[Stored data entries]
::::::::::

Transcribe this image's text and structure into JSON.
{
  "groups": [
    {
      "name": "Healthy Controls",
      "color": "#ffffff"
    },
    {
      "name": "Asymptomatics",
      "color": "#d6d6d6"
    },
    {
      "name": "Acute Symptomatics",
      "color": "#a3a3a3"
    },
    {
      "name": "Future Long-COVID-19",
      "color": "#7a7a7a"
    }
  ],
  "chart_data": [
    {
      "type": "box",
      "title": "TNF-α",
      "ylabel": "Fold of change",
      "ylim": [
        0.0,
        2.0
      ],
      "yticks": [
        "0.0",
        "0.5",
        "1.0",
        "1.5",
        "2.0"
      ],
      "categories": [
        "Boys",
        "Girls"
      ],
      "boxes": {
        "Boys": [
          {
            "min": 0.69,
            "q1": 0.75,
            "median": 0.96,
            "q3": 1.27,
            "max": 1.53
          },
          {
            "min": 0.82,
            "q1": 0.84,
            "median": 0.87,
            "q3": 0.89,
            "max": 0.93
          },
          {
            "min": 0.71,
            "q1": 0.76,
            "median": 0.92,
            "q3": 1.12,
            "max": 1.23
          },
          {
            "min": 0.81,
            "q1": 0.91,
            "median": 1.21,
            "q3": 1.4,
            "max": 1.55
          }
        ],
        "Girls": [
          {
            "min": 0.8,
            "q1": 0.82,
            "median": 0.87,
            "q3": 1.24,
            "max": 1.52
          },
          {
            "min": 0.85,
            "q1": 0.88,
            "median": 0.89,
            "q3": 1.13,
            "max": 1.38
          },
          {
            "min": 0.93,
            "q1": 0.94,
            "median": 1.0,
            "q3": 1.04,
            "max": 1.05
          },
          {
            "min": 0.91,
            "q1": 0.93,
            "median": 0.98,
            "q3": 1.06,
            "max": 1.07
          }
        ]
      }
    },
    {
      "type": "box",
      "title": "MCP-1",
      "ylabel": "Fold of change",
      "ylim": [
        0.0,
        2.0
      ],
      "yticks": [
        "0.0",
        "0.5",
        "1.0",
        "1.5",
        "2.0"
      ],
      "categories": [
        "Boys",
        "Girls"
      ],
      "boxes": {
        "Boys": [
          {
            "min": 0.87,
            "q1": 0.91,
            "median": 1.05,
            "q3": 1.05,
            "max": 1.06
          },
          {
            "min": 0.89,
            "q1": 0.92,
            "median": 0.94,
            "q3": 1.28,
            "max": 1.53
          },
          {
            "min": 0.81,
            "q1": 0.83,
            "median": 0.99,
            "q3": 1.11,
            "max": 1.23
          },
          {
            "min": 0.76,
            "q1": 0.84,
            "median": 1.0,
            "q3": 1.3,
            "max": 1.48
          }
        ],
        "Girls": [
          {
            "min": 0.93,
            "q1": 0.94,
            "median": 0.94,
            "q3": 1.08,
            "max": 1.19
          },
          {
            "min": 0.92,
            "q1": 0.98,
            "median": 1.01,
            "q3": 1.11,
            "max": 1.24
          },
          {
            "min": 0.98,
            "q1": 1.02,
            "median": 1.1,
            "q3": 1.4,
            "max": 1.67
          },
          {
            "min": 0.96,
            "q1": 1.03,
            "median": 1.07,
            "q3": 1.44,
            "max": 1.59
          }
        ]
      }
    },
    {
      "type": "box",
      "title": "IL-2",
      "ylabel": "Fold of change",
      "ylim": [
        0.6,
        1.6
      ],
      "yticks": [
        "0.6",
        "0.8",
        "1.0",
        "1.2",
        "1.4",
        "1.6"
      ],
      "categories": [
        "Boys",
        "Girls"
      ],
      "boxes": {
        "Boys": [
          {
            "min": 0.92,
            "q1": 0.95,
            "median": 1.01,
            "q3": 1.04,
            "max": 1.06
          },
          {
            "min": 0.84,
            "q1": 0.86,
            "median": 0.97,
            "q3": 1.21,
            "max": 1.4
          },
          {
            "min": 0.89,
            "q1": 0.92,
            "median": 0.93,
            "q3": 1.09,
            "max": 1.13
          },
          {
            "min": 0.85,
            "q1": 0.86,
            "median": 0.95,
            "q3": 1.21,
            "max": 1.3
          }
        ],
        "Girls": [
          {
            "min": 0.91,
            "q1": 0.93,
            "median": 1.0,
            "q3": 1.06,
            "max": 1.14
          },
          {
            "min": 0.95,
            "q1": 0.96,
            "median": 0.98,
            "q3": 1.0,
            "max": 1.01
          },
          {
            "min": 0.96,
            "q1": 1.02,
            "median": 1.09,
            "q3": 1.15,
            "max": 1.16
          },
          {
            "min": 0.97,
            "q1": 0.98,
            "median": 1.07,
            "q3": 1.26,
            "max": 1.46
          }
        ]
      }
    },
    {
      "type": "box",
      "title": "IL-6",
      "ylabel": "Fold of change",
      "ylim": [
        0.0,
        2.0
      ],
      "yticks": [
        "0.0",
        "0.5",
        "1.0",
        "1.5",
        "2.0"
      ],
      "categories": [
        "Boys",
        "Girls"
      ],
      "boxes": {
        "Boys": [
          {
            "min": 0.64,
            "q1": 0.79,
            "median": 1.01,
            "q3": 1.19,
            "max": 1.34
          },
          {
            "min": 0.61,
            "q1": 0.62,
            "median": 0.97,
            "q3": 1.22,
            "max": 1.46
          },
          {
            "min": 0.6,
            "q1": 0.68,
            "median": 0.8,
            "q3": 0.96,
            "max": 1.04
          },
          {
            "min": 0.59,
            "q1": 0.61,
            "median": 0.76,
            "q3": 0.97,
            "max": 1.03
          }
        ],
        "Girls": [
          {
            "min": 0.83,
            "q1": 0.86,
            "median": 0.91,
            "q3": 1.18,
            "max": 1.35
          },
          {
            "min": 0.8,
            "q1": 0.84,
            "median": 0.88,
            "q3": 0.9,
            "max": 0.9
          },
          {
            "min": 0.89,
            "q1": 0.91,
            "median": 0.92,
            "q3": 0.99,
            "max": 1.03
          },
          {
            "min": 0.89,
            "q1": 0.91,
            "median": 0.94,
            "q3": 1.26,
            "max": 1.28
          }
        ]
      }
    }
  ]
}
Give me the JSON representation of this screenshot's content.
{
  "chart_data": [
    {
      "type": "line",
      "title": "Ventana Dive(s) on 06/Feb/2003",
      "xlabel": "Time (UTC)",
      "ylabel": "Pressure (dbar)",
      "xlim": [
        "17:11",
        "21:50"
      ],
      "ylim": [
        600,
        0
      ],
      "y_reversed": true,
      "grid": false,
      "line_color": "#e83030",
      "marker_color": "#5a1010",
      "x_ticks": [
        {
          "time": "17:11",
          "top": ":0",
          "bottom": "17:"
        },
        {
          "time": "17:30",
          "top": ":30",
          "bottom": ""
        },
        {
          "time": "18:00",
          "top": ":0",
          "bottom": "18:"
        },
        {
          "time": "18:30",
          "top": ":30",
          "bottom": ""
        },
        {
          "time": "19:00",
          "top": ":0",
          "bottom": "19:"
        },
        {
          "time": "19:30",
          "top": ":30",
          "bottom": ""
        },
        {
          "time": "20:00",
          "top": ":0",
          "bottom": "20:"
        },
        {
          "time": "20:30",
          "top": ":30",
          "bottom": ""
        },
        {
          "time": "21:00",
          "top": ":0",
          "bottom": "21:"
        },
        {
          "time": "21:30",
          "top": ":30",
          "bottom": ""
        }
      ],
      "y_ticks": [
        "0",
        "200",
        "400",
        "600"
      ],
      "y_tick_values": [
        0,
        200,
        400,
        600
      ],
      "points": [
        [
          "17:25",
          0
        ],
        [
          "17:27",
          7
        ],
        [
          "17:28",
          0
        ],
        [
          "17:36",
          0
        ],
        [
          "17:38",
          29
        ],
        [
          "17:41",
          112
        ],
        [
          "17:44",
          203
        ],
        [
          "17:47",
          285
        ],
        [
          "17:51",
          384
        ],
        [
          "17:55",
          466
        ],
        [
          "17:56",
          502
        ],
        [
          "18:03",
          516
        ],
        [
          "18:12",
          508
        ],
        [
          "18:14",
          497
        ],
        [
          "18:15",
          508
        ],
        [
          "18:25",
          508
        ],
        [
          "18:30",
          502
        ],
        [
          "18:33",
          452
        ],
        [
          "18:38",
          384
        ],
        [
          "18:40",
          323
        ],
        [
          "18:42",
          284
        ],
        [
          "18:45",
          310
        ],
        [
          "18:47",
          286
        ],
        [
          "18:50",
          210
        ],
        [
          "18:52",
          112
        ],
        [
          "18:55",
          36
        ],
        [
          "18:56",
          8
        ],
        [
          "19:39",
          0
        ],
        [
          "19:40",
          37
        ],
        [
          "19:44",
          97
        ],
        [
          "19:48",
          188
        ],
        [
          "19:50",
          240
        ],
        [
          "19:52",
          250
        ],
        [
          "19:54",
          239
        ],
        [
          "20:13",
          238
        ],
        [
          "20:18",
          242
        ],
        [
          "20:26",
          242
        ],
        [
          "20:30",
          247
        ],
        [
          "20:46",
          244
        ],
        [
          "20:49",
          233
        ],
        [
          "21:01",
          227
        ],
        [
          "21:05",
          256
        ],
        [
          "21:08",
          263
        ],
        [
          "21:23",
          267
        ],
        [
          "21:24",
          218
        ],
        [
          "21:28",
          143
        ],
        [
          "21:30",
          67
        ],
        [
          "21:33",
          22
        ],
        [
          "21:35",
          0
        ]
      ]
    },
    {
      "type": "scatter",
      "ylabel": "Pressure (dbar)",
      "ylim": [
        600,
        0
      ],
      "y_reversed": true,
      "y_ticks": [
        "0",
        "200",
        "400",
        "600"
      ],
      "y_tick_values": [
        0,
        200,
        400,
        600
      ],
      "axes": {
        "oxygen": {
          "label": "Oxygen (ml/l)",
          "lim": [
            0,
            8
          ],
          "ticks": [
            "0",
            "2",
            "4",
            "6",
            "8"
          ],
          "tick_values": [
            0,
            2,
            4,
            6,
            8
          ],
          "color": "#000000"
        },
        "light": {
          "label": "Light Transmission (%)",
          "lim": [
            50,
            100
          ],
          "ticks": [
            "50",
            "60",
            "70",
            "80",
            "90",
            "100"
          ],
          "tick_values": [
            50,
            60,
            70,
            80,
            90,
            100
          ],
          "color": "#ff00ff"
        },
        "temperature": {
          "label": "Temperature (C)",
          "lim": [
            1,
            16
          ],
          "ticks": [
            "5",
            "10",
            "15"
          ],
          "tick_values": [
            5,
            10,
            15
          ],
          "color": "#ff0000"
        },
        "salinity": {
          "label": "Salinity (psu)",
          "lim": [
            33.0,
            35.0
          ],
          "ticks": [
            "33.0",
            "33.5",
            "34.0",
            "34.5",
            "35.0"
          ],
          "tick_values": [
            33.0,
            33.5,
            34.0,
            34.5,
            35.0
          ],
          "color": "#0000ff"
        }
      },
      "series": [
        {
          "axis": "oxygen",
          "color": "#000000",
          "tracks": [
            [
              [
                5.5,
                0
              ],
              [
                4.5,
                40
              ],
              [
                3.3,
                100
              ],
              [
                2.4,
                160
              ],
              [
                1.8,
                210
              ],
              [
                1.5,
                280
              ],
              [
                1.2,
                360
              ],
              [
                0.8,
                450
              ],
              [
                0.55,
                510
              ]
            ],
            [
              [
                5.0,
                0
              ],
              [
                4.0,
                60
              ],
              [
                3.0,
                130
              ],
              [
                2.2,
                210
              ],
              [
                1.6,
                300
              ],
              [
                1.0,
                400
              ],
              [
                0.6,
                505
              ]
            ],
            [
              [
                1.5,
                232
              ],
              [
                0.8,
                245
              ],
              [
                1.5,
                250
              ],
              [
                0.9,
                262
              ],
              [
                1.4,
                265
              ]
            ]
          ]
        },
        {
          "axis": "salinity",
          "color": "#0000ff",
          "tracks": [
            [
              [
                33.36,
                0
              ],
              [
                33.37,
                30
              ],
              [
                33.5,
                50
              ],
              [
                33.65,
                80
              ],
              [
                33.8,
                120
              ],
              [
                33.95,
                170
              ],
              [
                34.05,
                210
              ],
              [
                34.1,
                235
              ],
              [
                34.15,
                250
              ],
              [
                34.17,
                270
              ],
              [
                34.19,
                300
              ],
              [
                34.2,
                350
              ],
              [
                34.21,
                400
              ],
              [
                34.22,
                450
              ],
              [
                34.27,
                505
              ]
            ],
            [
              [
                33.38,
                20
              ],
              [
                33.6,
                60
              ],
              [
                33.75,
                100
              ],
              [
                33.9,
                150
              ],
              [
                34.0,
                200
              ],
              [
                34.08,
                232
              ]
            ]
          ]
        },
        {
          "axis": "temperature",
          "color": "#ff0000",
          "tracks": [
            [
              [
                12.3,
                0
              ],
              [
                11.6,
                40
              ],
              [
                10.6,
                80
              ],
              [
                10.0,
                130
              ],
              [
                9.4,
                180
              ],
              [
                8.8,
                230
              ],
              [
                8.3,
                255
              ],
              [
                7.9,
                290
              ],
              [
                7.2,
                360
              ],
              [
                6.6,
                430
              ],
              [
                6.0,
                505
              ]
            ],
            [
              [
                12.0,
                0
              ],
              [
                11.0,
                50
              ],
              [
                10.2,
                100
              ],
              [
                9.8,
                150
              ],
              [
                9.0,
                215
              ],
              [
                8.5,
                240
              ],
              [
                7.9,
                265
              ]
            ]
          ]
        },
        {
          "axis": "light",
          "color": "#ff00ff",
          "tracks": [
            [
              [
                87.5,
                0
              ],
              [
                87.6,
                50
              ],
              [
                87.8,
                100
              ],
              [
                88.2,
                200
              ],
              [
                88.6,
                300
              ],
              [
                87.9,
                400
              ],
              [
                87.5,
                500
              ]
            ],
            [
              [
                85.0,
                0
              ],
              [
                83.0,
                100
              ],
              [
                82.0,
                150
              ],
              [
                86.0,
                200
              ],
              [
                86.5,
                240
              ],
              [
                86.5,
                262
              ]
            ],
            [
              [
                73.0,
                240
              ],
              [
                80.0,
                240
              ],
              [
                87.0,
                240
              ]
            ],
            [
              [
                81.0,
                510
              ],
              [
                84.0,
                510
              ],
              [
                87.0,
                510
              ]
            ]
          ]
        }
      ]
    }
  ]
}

::::::::::

STATED PROBLEM >>
What is the number of lines that hold the string "JSON"? Give it alone.

REPLY >>
2